*Short exercise*. Copy out all the entries exactly.

[Records from a dataset]

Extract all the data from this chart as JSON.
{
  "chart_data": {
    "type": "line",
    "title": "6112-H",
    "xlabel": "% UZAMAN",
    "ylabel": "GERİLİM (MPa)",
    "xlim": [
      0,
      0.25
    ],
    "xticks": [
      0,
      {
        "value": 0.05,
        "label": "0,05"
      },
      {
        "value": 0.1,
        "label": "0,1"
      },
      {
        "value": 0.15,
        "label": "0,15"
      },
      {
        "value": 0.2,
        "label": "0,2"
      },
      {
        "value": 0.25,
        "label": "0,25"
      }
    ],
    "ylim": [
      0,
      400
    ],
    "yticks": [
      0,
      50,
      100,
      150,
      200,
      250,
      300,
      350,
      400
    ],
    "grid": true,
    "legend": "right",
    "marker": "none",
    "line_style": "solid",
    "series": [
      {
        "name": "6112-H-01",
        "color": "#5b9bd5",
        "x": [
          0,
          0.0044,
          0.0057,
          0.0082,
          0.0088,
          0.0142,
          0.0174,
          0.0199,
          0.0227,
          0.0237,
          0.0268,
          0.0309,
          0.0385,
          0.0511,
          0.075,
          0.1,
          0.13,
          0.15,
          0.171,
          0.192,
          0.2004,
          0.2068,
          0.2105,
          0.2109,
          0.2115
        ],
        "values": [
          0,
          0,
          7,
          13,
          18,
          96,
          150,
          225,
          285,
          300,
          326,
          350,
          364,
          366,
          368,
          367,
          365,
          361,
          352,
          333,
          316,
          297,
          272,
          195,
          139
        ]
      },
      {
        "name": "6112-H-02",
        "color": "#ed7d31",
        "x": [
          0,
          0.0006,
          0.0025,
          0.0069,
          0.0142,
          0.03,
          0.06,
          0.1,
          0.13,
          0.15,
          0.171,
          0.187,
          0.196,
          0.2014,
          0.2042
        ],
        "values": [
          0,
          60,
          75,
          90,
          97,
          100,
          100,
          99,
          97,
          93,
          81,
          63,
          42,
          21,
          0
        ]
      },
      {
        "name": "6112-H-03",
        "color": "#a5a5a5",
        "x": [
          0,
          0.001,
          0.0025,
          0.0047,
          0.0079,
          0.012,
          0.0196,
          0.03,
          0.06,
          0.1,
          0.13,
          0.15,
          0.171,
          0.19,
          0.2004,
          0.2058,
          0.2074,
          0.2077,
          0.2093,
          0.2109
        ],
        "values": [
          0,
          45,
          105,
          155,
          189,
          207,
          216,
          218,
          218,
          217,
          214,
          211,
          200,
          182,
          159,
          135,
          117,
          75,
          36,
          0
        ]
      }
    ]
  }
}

*Final result*.
Extract all the data from this chart as JSON.
{
  "chart_data": {
    "type": "line",
    "title": "6112-H",
    "xlabel": "% UZAMAN",
    "ylabel": "GERİLİM (MPa)",
    "xlim": [
      0,
      0.25
    ],
    "xticks": [
      0,
      {
        "value": 0.05,
        "label": "0,05"
      },
      {
        "value": 0.1,
        "label": "0,1"
      },
      {
        "value": 0.15,
        "label": "0,15"
      },
      {
        "value": 0.2,
        "label": "0,2"
      },
      {
        "value": 0.25,
        "label": "0,25"
      }
    ],
    "ylim": [
      0,
      400
    ],
    "yticks": [
      0,
      50,
      100,
      150,
      200,
      250,
      300,
      350,
      400
    ],
    "grid": true,
    "legend": "right",
    "marker": "none",
    "line_style": "solid",
    "series": [
      {
        "name": "6112-H-01",
        "color": "#5b9bd5",
        "x": [
          0,
          0.0044,
          0.0057,
          0.0082,
          0.0088,
          0.0142,
          0.0174,
          0.0199,
          0.0227,
          0.0237,
          0.0268,
          0.0309,
          0.0385,
          0.0511,
          0.075,
          0.1,
          0.13,
          0.15,
          0.171,
          0.192,
          0.2004,
          0.2068,
          0.2105,
          0.2109,
          0.2115
        ],
        "values": [
          0,
          0,
          7,
          13,
          18,
          96,
          150,
          225,
          285,
          300,
          326,
          350,
          364,
          366,
          368,
          367,
          365,
          361,
          352,
          333,
          316,
          297,
          272,
          195,
          139
        ]
      },
      {
        "name": "6112-H-02",
        "color": "#ed7d31",
        "x": [
          0,
          0.0006,
          0.0025,
          0.0069,
          0.0142,
          0.03,
          0.06,
          0.1,
          0.13,
          0.15,
          0.171,
          0.187,
          0.196,
          0.2014,
          0.2042
        ],
        "values": [
          0,
          60,
          75,
          90,
          97,
          100,
          100,
          99,
          97,
          93,
          81,
          63,
          42,
          21,
          0
        ]
      },
      {
        "name": "6112-H-03",
        "color": "#a5a5a5",
        "x": [
          0,
          0.001,
          0.0025,
          0.0047,
          0.0079,
          0.012,
          0.0196,
          0.03,
          0.06,
          0.1,
          0.13,
          0.15,
          0.171,
          0.19,
          0.2004,
          0.2058,
          0.2074,
          0.2077,
          0.2093,
          0.2109
        ],
        "values": [
          0,
          45,
          105,
          155,
          189,
          207,
          216,
          218,
          218,
          217,
          214,
          211,
          200,
          182,
          159,
          135,
          117,
          75,
          36,
          0
        ]
      }
    ]
  }
}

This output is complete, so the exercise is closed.